*What you have to do*
Collect from the data below each line with "cause".

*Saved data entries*
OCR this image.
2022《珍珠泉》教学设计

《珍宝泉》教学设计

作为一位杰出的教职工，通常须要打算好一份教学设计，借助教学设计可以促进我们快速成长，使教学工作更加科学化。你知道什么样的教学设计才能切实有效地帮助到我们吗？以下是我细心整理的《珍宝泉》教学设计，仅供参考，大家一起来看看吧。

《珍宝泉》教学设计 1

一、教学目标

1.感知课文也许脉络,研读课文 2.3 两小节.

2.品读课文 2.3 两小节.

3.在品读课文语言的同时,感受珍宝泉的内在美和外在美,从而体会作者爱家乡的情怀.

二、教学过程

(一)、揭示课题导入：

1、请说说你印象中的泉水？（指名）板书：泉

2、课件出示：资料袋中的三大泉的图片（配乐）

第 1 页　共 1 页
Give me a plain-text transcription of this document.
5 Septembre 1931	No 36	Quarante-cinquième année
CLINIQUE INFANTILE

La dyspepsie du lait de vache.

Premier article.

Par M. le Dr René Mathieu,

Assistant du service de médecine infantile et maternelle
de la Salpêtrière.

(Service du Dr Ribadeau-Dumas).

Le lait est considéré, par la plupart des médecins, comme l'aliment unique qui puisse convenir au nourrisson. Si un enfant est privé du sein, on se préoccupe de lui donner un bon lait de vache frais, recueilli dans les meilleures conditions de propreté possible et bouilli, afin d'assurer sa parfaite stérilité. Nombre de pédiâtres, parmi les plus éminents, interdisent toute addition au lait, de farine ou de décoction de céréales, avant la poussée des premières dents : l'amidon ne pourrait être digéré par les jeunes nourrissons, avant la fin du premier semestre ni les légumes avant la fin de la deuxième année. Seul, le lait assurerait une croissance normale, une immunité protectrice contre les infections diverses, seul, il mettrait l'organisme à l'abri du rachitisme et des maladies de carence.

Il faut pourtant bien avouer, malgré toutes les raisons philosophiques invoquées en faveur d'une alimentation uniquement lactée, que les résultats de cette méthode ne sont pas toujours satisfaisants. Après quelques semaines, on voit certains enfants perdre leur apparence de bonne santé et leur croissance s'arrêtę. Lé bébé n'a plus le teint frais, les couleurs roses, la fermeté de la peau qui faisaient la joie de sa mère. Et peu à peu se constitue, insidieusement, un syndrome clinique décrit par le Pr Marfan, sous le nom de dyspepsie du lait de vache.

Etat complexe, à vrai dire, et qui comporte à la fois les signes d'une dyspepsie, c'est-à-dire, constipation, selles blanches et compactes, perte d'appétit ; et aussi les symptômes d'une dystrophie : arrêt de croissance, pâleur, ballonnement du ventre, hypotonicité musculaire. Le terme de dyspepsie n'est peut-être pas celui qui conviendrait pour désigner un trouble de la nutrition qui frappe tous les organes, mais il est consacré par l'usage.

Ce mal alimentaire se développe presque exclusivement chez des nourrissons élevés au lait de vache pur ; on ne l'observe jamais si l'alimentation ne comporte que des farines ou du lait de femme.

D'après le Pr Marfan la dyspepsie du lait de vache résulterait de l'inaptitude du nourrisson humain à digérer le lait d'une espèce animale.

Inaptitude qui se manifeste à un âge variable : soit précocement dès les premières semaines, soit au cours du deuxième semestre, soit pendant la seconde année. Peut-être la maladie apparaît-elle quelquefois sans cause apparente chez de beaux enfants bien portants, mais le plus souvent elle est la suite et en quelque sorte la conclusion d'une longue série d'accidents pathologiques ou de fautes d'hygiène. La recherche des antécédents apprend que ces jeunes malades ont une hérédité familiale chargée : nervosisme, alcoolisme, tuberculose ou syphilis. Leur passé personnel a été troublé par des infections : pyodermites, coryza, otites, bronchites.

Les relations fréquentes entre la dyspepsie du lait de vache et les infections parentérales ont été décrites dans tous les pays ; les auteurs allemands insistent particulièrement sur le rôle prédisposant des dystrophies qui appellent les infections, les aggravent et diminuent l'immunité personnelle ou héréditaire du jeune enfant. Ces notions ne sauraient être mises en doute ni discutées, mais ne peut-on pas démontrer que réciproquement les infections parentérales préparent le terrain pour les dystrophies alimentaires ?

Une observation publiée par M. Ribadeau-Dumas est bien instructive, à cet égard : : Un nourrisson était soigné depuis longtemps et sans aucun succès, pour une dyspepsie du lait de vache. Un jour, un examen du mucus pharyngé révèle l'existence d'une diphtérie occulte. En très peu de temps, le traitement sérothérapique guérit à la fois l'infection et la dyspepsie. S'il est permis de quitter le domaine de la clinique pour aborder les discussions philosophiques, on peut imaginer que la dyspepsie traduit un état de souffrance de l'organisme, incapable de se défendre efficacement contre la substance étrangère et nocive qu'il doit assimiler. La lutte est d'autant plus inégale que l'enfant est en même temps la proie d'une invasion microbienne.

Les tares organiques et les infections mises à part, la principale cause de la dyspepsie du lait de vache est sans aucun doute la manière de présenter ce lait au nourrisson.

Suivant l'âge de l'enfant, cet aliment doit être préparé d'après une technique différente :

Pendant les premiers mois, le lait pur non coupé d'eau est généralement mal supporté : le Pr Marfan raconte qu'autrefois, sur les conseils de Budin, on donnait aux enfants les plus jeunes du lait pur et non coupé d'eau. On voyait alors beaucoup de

*Answer to the exercise*
Inaptitude qui se manifeste à un âge variable : soit précocement dès les premières semaines, soit au cours du deuxième semestre, soit pendant la seconde année. Peut-être la maladie apparaît-elle quelquefois sans cause apparente chez de beaux enfants bien portants, mais le plus souvent elle est la suite et en quelque sorte la conclusion d'une longue série d'accidents pathologiques ou de fautes d'hygiène. La recherche des antécédents apprend que ces jeunes malades ont une hérédité familiale chargée : nervosisme, alcoolisme, tuberculose ou syphilis. Leur passé personnel a été troublé par des infections : pyodermites, coryza, otites, bronchites.
Les tares organiques et les infections mises à part, la principale cause de la dyspepsie du lait de vache est sans aucun doute la manière de présenter ce lait au nourrisson.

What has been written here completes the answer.